Work required >> Transcribe every entry word for word, leaving out all images.

** Begin **

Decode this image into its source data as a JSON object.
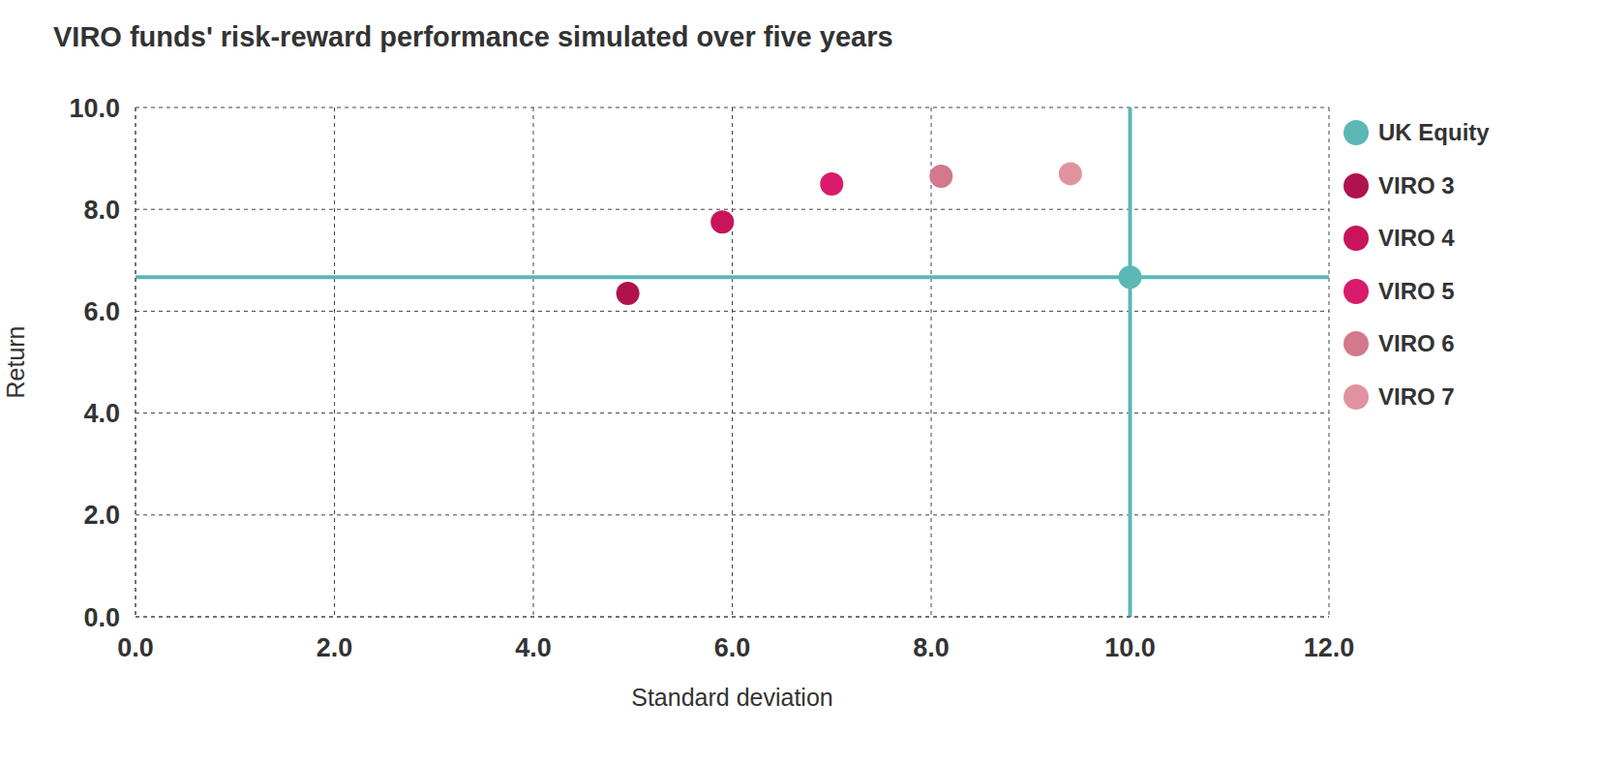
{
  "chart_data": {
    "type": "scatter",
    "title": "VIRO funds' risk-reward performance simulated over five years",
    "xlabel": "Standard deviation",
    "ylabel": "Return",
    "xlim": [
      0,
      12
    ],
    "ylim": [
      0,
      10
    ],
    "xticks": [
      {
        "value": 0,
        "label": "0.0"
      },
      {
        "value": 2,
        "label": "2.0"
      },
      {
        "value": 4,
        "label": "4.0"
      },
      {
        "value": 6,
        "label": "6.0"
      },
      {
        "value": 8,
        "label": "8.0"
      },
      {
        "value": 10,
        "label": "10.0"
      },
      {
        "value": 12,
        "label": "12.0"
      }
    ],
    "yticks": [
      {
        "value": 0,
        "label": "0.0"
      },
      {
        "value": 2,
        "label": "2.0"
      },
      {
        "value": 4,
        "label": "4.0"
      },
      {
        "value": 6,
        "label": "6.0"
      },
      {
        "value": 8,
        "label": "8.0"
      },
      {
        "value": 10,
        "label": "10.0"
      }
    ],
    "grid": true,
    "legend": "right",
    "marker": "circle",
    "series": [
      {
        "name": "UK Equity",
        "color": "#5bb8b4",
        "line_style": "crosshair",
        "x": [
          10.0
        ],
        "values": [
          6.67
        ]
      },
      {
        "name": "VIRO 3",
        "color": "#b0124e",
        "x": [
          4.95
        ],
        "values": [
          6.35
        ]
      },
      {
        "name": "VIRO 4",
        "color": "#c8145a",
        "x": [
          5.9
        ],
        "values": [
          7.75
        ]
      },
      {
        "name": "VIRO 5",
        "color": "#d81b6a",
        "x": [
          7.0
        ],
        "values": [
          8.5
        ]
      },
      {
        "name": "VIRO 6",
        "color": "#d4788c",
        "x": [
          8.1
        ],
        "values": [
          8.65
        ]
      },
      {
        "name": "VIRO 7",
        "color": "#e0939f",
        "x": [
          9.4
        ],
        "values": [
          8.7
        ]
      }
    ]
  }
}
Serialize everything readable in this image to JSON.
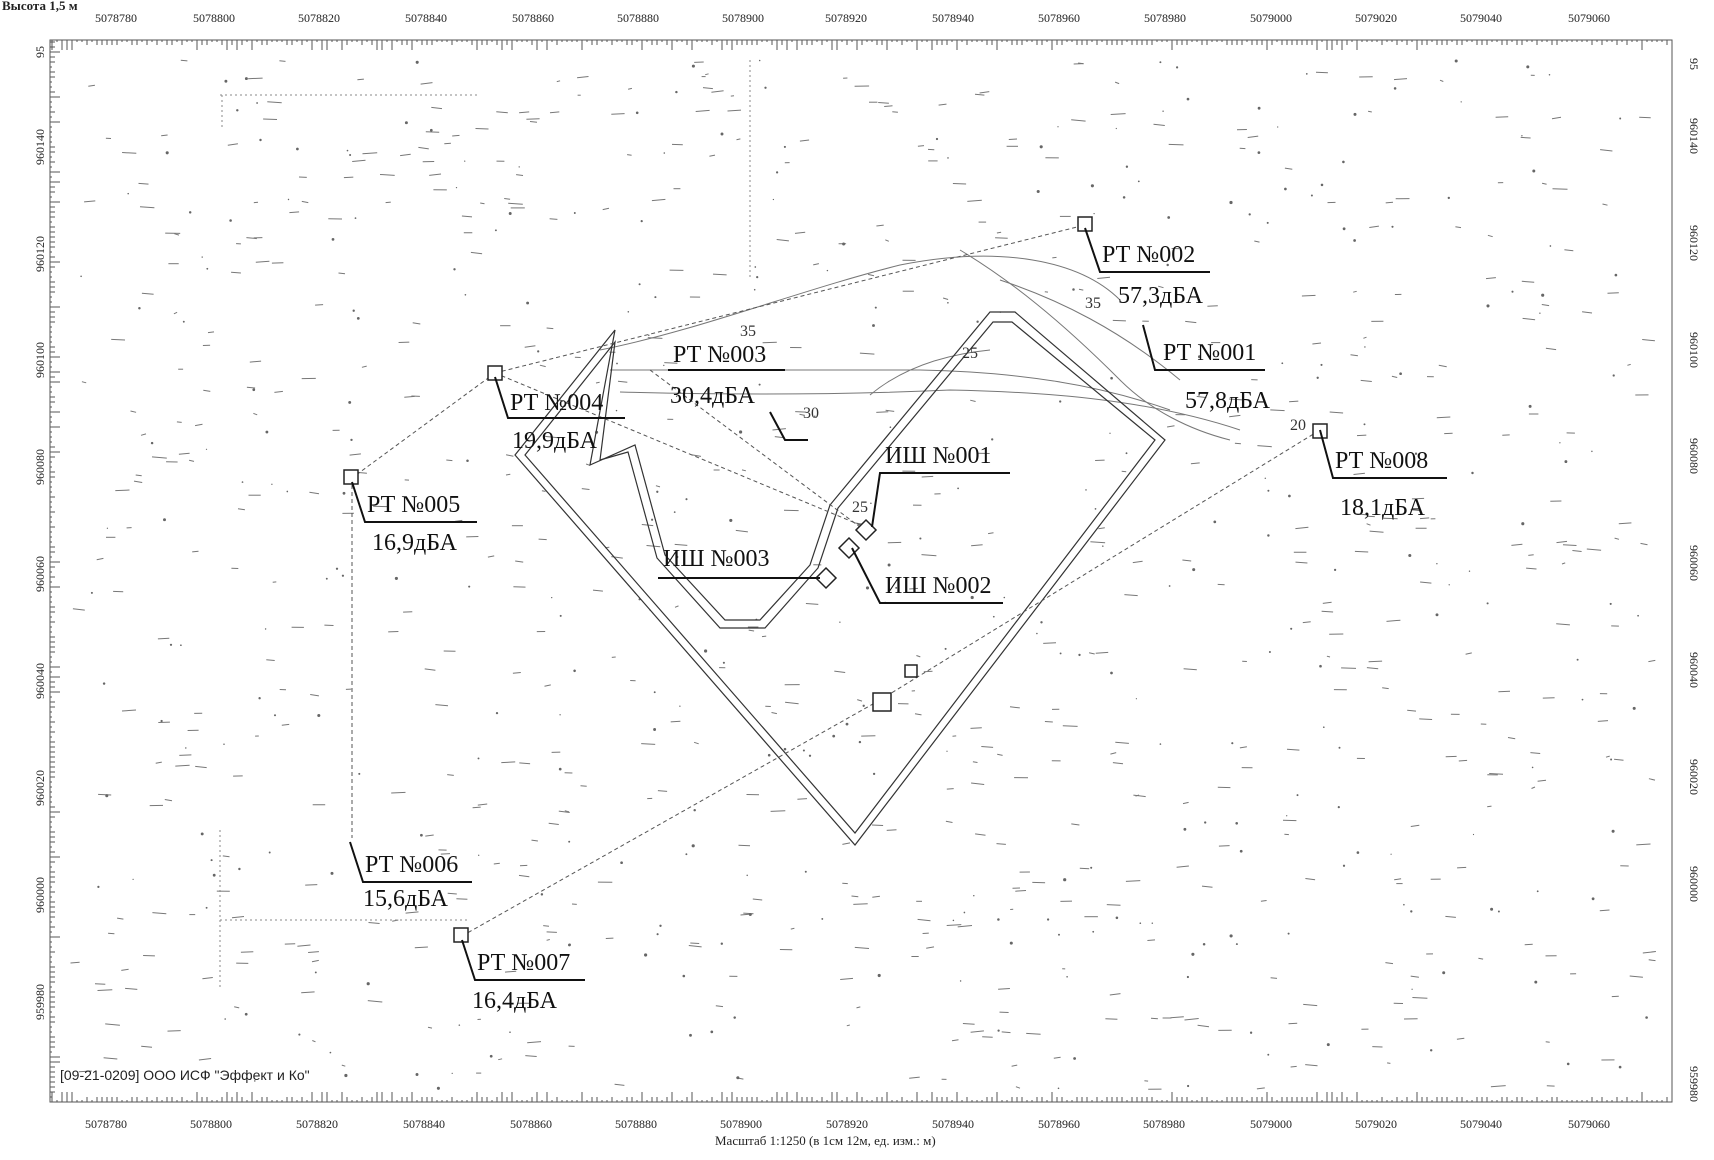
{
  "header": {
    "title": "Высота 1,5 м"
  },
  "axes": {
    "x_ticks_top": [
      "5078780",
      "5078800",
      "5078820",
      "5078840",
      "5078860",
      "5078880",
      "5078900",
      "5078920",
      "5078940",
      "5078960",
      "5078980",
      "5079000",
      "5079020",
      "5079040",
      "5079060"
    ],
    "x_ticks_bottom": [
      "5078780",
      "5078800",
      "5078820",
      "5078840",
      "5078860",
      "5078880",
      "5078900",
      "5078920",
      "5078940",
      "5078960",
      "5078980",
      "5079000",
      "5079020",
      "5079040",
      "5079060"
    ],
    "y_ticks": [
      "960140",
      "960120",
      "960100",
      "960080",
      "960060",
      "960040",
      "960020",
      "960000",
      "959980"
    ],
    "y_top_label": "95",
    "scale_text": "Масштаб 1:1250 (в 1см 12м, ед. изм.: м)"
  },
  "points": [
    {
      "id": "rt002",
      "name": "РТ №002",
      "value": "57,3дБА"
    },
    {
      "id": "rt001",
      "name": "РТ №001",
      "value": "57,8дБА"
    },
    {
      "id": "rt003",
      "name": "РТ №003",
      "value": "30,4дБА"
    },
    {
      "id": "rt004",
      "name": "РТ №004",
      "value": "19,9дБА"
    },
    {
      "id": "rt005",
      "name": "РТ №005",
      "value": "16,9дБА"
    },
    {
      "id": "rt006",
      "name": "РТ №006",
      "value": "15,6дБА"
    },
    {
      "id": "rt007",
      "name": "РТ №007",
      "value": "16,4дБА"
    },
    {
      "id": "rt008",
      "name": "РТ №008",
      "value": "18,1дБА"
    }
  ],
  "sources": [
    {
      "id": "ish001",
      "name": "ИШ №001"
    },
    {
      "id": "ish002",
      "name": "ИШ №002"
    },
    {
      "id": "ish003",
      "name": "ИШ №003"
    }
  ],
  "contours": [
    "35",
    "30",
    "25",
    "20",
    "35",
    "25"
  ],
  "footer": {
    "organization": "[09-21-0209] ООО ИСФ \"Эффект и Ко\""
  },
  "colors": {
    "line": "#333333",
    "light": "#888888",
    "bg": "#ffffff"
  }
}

** End **

Exercise output >>
Decode this image into its source data as a JSON object.
{
  "chart_data": {
    "type": "scatter",
    "title": "VIRO funds' risk-reward performance simulated over five years",
    "xlabel": "Standard deviation",
    "ylabel": "Return",
    "xlim": [
      0,
      12
    ],
    "ylim": [
      0,
      10
    ],
    "xticks": [
      {
        "value": 0,
        "label": "0.0"
      },
      {
        "value": 2,
        "label": "2.0"
      },
      {
        "value": 4,
        "label": "4.0"
      },
      {
        "value": 6,
        "label": "6.0"
      },
      {
        "value": 8,
        "label": "8.0"
      },
      {
        "value": 10,
        "label": "10.0"
      },
      {
        "value": 12,
        "label": "12.0"
      }
    ],
    "yticks": [
      {
        "value": 0,
        "label": "0.0"
      },
      {
        "value": 2,
        "label": "2.0"
      },
      {
        "value": 4,
        "label": "4.0"
      },
      {
        "value": 6,
        "label": "6.0"
      },
      {
        "value": 8,
        "label": "8.0"
      },
      {
        "value": 10,
        "label": "10.0"
      }
    ],
    "grid": true,
    "legend": "right",
    "marker": "circle",
    "series": [
      {
        "name": "UK Equity",
        "color": "#5bb8b4",
        "line_style": "crosshair",
        "x": [
          10.0
        ],
        "values": [
          6.67
        ]
      },
      {
        "name": "VIRO 3",
        "color": "#b0124e",
        "x": [
          4.95
        ],
        "values": [
          6.35
        ]
      },
      {
        "name": "VIRO 4",
        "color": "#c8145a",
        "x": [
          5.9
        ],
        "values": [
          7.75
        ]
      },
      {
        "name": "VIRO 5",
        "color": "#d81b6a",
        "x": [
          7.0
        ],
        "values": [
          8.5
        ]
      },
      {
        "name": "VIRO 6",
        "color": "#d4788c",
        "x": [
          8.1
        ],
        "values": [
          8.65
        ]
      },
      {
        "name": "VIRO 7",
        "color": "#e0939f",
        "x": [
          9.4
        ],
        "values": [
          8.7
        ]
      }
    ]
  }
}
Serialize everything readable in this image to JSON.
{
  "header": {
    "title": "Высота 1,5 м"
  },
  "axes": {
    "x_ticks_top": [
      "5078780",
      "5078800",
      "5078820",
      "5078840",
      "5078860",
      "5078880",
      "5078900",
      "5078920",
      "5078940",
      "5078960",
      "5078980",
      "5079000",
      "5079020",
      "5079040",
      "5079060"
    ],
    "x_ticks_bottom": [
      "5078780",
      "5078800",
      "5078820",
      "5078840",
      "5078860",
      "5078880",
      "5078900",
      "5078920",
      "5078940",
      "5078960",
      "5078980",
      "5079000",
      "5079020",
      "5079040",
      "5079060"
    ],
    "y_ticks": [
      "960140",
      "960120",
      "960100",
      "960080",
      "960060",
      "960040",
      "960020",
      "960000",
      "959980"
    ],
    "y_top_label": "95",
    "scale_text": "Масштаб 1:1250 (в 1см 12м, ед. изм.: м)"
  },
  "points": [
    {
      "id": "rt002",
      "name": "РТ №002",
      "value": "57,3дБА"
    },
    {
      "id": "rt001",
      "name": "РТ №001",
      "value": "57,8дБА"
    },
    {
      "id": "rt003",
      "name": "РТ №003",
      "value": "30,4дБА"
    },
    {
      "id": "rt004",
      "name": "РТ №004",
      "value": "19,9дБА"
    },
    {
      "id": "rt005",
      "name": "РТ №005",
      "value": "16,9дБА"
    },
    {
      "id": "rt006",
      "name": "РТ №006",
      "value": "15,6дБА"
    },
    {
      "id": "rt007",
      "name": "РТ №007",
      "value": "16,4дБА"
    },
    {
      "id": "rt008",
      "name": "РТ №008",
      "value": "18,1дБА"
    }
  ],
  "sources": [
    {
      "id": "ish001",
      "name": "ИШ №001"
    },
    {
      "id": "ish002",
      "name": "ИШ №002"
    },
    {
      "id": "ish003",
      "name": "ИШ №003"
    }
  ],
  "contours": [
    "35",
    "30",
    "25",
    "20",
    "35",
    "25"
  ],
  "footer": {
    "organization": "[09-21-0209] ООО ИСФ \"Эффект и Ко\""
  },
  "colors": {
    "line": "#333333",
    "light": "#888888",
    "bg": "#ffffff"
  }
}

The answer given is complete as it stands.